» EXERCISE DETAILS
Copy every record below exactly.

» GIVEN DATA

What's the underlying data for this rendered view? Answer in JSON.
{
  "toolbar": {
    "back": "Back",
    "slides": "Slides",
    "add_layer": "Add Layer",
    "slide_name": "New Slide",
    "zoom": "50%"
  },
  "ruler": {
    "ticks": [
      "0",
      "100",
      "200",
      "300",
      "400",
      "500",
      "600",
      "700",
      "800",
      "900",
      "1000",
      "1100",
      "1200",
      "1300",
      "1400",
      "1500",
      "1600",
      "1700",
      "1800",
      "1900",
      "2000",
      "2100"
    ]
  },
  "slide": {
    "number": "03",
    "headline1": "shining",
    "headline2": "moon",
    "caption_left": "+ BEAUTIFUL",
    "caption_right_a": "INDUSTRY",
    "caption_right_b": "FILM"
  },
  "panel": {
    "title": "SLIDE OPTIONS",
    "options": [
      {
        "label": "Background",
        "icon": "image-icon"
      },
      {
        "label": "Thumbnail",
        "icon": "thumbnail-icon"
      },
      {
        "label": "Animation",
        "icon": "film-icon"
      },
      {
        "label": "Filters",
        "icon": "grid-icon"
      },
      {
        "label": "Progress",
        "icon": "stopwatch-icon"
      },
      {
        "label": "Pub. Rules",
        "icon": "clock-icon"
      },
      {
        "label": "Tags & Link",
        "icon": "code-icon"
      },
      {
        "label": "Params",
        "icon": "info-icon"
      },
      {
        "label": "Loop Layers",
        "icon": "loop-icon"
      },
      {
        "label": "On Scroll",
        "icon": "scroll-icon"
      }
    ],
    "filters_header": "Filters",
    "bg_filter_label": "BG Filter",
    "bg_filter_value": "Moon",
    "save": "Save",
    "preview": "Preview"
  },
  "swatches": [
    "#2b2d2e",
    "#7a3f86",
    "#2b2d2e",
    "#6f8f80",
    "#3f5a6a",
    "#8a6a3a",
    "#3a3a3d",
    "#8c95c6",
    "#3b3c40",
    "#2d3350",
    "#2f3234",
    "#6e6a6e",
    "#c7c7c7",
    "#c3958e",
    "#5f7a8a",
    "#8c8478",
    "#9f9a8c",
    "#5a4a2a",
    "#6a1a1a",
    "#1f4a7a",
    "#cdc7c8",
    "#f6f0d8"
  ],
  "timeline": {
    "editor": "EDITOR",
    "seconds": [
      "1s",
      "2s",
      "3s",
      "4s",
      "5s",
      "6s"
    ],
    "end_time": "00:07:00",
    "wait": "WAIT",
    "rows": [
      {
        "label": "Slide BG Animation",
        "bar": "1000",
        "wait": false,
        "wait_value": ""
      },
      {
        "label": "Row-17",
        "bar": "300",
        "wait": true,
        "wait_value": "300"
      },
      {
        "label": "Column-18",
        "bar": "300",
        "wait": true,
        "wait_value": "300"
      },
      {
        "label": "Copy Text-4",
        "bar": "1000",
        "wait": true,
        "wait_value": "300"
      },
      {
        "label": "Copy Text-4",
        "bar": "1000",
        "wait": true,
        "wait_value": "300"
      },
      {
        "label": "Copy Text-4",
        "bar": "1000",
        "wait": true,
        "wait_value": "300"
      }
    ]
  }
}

» REPLY
What's the underlying data for this rendered view? Answer in JSON.
{
  "toolbar": {
    "back": "Back",
    "slides": "Slides",
    "add_layer": "Add Layer",
    "slide_name": "New Slide",
    "zoom": "50%"
  },
  "ruler": {
    "ticks": [
      "0",
      "100",
      "200",
      "300",
      "400",
      "500",
      "600",
      "700",
      "800",
      "900",
      "1000",
      "1100",
      "1200",
      "1300",
      "1400",
      "1500",
      "1600",
      "1700",
      "1800",
      "1900",
      "2000",
      "2100"
    ]
  },
  "slide": {
    "number": "03",
    "headline1": "shining",
    "headline2": "moon",
    "caption_left": "+ BEAUTIFUL",
    "caption_right_a": "INDUSTRY",
    "caption_right_b": "FILM"
  },
  "panel": {
    "title": "SLIDE OPTIONS",
    "options": [
      {
        "label": "Background",
        "icon": "image-icon"
      },
      {
        "label": "Thumbnail",
        "icon": "thumbnail-icon"
      },
      {
        "label": "Animation",
        "icon": "film-icon"
      },
      {
        "label": "Filters",
        "icon": "grid-icon"
      },
      {
        "label": "Progress",
        "icon": "stopwatch-icon"
      },
      {
        "label": "Pub. Rules",
        "icon": "clock-icon"
      },
      {
        "label": "Tags & Link",
        "icon": "code-icon"
      },
      {
        "label": "Params",
        "icon": "info-icon"
      },
      {
        "label": "Loop Layers",
        "icon": "loop-icon"
      },
      {
        "label": "On Scroll",
        "icon": "scroll-icon"
      }
    ],
    "filters_header": "Filters",
    "bg_filter_label": "BG Filter",
    "bg_filter_value": "Moon",
    "save": "Save",
    "preview": "Preview"
  },
  "swatches": [
    "#2b2d2e",
    "#7a3f86",
    "#2b2d2e",
    "#6f8f80",
    "#3f5a6a",
    "#8a6a3a",
    "#3a3a3d",
    "#8c95c6",
    "#3b3c40",
    "#2d3350",
    "#2f3234",
    "#6e6a6e",
    "#c7c7c7",
    "#c3958e",
    "#5f7a8a",
    "#8c8478",
    "#9f9a8c",
    "#5a4a2a",
    "#6a1a1a",
    "#1f4a7a",
    "#cdc7c8",
    "#f6f0d8"
  ],
  "timeline": {
    "editor": "EDITOR",
    "seconds": [
      "1s",
      "2s",
      "3s",
      "4s",
      "5s",
      "6s"
    ],
    "end_time": "00:07:00",
    "wait": "WAIT",
    "rows": [
      {
        "label": "Slide BG Animation",
        "bar": "1000",
        "wait": false,
        "wait_value": ""
      },
      {
        "label": "Row-17",
        "bar": "300",
        "wait": true,
        "wait_value": "300"
      },
      {
        "label": "Column-18",
        "bar": "300",
        "wait": true,
        "wait_value": "300"
      },
      {
        "label": "Copy Text-4",
        "bar": "1000",
        "wait": true,
        "wait_value": "300"
      },
      {
        "label": "Copy Text-4",
        "bar": "1000",
        "wait": true,
        "wait_value": "300"
      },
      {
        "label": "Copy Text-4",
        "bar": "1000",
        "wait": true,
        "wait_value": "300"
      }
    ]
  }
}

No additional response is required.